◆ **Entries from a dataset**:
+===+
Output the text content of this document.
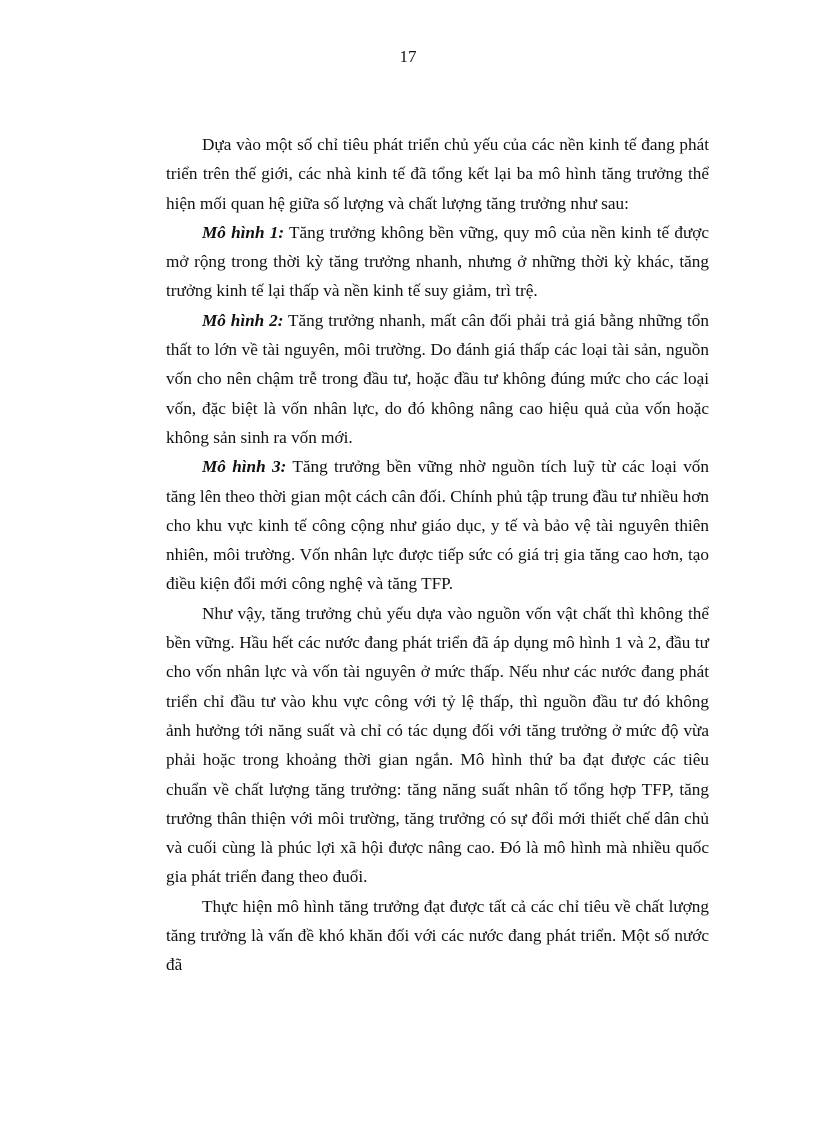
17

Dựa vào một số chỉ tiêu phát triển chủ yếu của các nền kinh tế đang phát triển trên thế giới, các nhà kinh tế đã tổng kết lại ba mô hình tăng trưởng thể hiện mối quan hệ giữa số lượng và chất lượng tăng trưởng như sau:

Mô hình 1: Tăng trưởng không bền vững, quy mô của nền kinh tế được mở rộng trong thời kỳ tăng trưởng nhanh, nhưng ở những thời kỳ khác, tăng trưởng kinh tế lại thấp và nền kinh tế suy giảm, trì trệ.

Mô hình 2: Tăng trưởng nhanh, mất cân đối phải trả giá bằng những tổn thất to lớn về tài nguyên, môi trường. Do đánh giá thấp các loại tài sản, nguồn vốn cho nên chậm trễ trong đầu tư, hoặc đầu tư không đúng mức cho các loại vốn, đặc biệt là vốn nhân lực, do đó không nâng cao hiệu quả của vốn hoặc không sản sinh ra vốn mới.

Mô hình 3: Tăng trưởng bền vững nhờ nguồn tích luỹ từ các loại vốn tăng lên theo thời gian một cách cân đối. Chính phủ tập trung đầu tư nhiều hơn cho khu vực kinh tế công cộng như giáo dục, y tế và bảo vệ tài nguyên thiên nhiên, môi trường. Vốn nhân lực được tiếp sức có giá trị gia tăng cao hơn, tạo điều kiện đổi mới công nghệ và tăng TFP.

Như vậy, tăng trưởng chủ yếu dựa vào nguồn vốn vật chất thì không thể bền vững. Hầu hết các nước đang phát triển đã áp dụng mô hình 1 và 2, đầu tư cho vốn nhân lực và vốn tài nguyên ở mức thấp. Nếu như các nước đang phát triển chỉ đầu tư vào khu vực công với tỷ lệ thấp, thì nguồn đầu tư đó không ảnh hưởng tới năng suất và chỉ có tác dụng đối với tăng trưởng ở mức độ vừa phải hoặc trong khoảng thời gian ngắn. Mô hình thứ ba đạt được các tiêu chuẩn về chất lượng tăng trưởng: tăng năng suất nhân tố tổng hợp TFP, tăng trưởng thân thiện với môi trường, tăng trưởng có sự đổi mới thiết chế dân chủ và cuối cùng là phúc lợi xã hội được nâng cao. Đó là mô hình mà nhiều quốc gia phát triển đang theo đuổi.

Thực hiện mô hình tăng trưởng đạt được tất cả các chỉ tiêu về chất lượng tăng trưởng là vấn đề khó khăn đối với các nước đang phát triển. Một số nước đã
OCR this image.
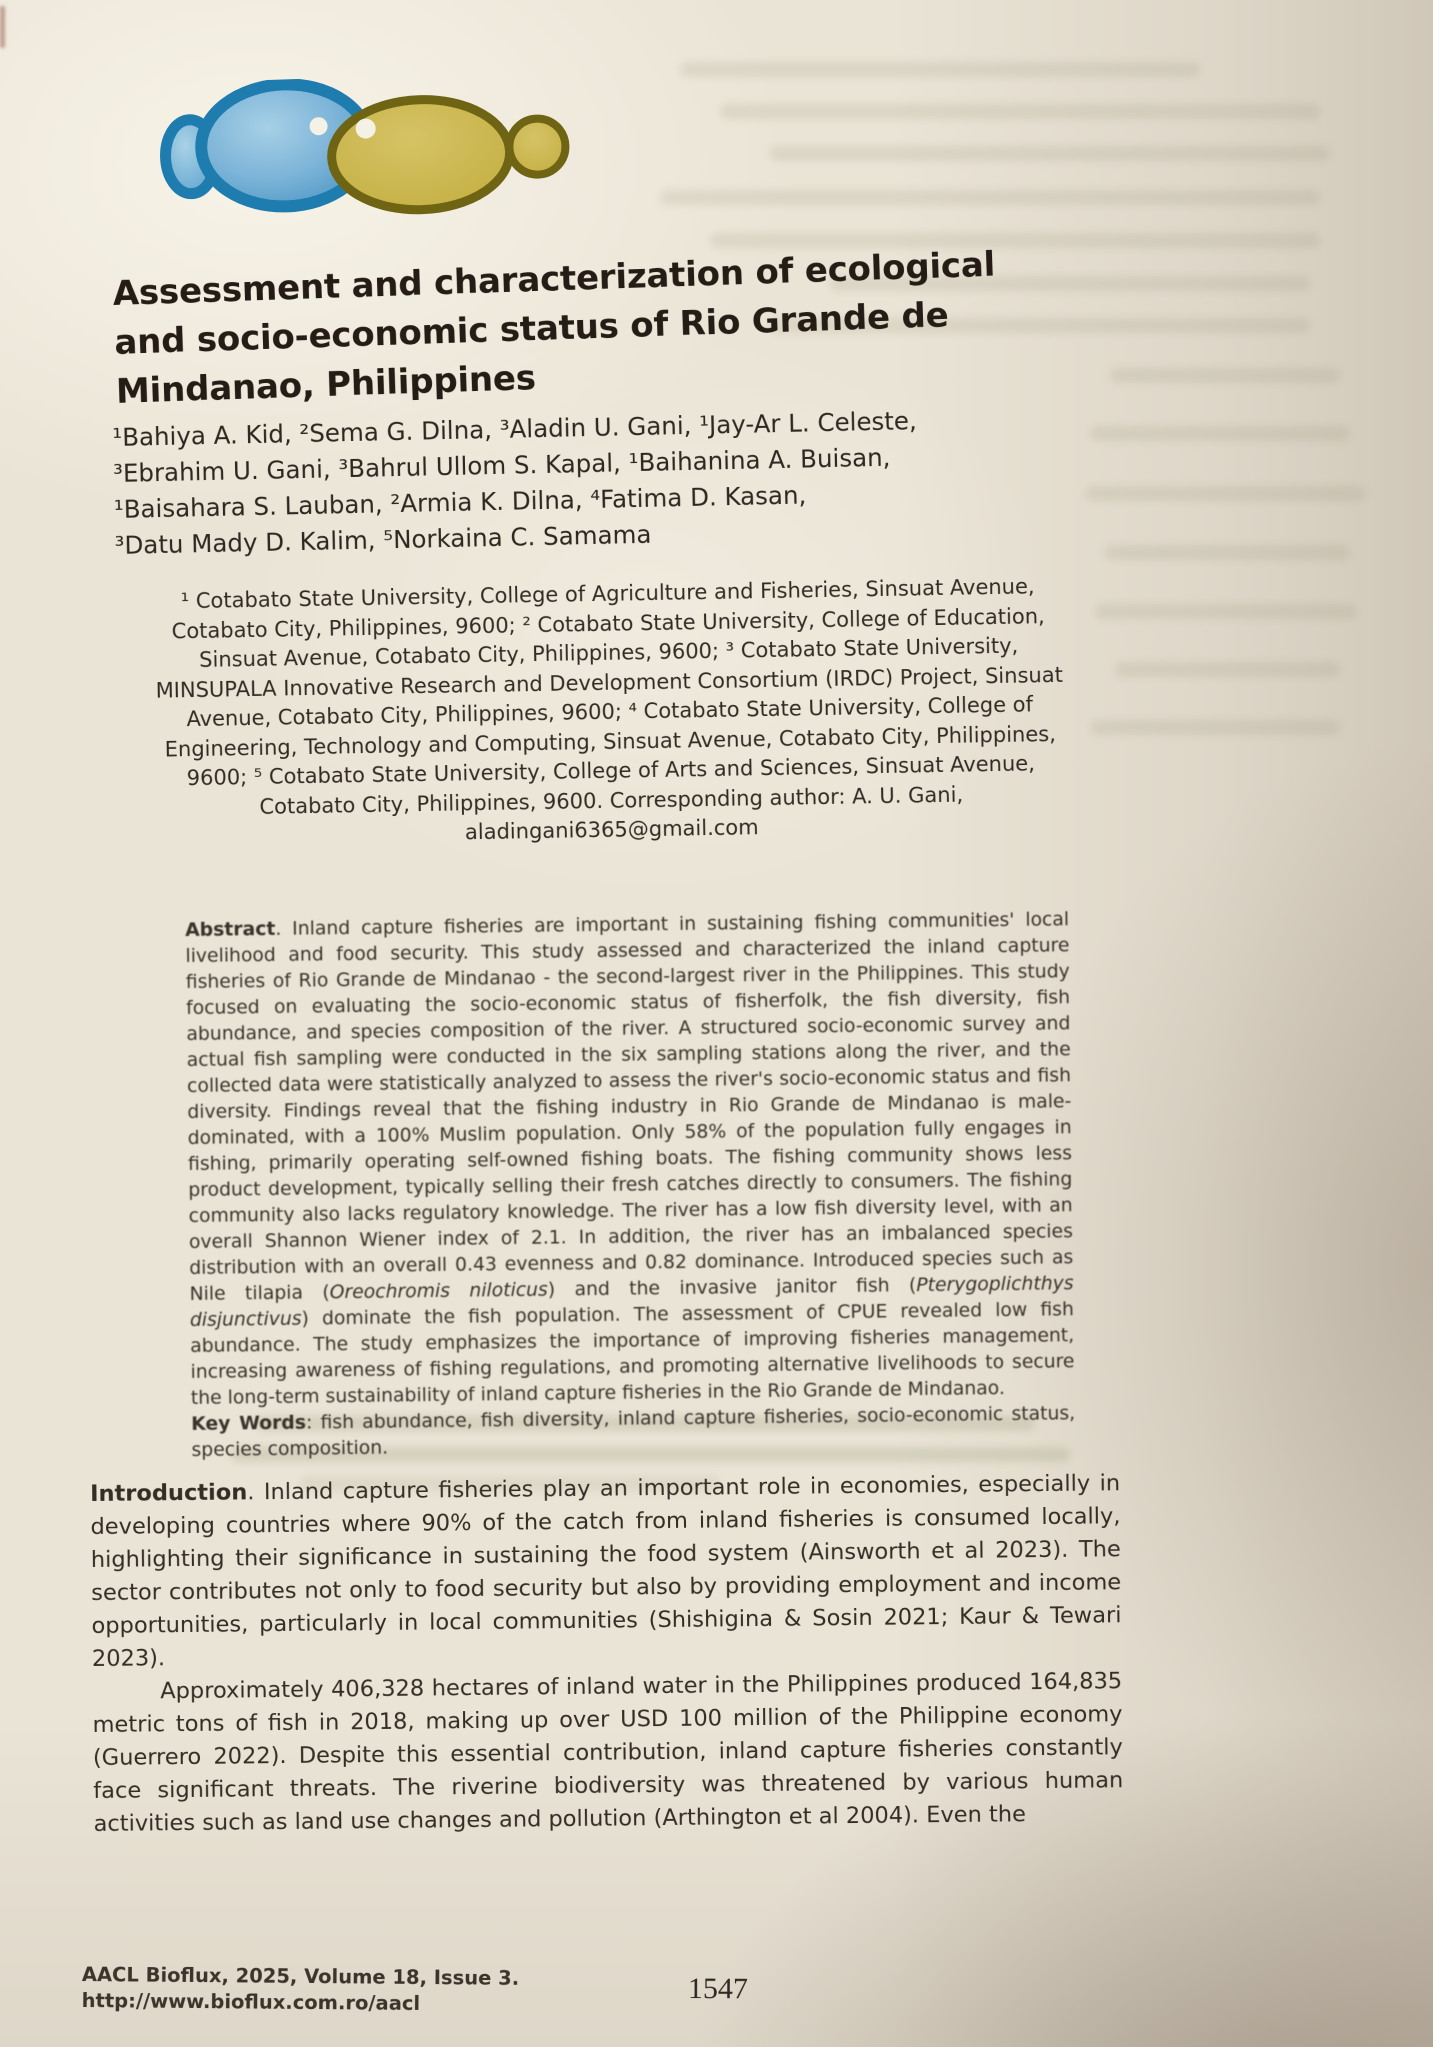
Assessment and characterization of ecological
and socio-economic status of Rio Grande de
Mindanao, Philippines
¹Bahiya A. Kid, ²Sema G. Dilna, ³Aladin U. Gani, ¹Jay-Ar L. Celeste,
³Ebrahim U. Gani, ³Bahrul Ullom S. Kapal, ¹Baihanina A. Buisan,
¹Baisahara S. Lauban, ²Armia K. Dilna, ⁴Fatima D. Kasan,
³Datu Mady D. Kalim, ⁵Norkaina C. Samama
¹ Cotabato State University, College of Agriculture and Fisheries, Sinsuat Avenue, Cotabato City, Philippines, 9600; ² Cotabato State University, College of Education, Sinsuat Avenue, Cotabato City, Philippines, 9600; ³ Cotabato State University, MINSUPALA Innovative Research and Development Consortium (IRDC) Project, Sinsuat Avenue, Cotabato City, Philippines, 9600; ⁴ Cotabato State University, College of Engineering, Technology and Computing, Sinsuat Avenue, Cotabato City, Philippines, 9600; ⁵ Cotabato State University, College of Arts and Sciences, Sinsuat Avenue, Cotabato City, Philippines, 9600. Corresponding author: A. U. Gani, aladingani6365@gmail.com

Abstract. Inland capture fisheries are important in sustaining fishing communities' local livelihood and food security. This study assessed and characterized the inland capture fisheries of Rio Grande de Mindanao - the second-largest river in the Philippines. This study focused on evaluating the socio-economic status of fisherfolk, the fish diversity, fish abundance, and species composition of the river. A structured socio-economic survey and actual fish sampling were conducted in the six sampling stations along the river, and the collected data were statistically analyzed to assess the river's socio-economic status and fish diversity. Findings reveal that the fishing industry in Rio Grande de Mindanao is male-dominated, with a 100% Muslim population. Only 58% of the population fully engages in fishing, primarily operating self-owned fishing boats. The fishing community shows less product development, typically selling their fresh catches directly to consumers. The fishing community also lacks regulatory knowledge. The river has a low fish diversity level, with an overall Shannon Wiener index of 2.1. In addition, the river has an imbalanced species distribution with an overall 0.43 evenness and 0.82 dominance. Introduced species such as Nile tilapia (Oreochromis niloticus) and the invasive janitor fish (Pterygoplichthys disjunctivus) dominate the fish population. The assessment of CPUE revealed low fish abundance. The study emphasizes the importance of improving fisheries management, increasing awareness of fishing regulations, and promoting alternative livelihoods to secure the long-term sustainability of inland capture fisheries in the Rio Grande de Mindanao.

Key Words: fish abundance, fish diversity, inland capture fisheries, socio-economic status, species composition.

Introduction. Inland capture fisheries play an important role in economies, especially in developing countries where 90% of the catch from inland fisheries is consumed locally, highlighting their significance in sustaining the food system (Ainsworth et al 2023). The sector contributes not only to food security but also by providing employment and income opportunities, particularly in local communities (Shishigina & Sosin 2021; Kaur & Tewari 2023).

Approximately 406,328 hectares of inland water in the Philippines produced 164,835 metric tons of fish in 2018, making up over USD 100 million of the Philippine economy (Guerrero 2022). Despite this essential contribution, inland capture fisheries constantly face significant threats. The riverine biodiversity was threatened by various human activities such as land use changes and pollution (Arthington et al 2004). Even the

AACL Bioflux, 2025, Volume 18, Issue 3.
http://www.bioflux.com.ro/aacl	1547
+===+
◆ **Required work**: Where a line contains "hoặc", copy that line.

◆ **Answer below**:
Mô hình 2: Tăng trưởng nhanh, mất cân đối phải trả giá bằng những tổn thất to lớn về tài nguyên, môi trường. Do đánh giá thấp các loại tài sản, nguồn vốn cho nên chậm trễ trong đầu tư, hoặc đầu tư không đúng mức cho các loại vốn, đặc biệt là vốn nhân lực, do đó không nâng cao hiệu quả của vốn hoặc không sản sinh ra vốn mới.
Như vậy, tăng trưởng chủ yếu dựa vào nguồn vốn vật chất thì không thể bền vững. Hầu hết các nước đang phát triển đã áp dụng mô hình 1 và 2, đầu tư cho vốn nhân lực và vốn tài nguyên ở mức thấp. Nếu như các nước đang phát triển chỉ đầu tư vào khu vực công với tỷ lệ thấp, thì nguồn đầu tư đó không ảnh hưởng tới năng suất và chỉ có tác dụng đối với tăng trưởng ở mức độ vừa phải hoặc trong khoảng thời gian ngắn. Mô hình thứ ba đạt được các tiêu chuẩn về chất lượng tăng trưởng: tăng năng suất nhân tố tổng hợp TFP, tăng trưởng thân thiện với môi trường, tăng trưởng có sự đổi mới thiết chế dân chủ và cuối cùng là phúc lợi xã hội được nâng cao. Đó là mô hình mà nhiều quốc gia phát triển đang theo đuổi.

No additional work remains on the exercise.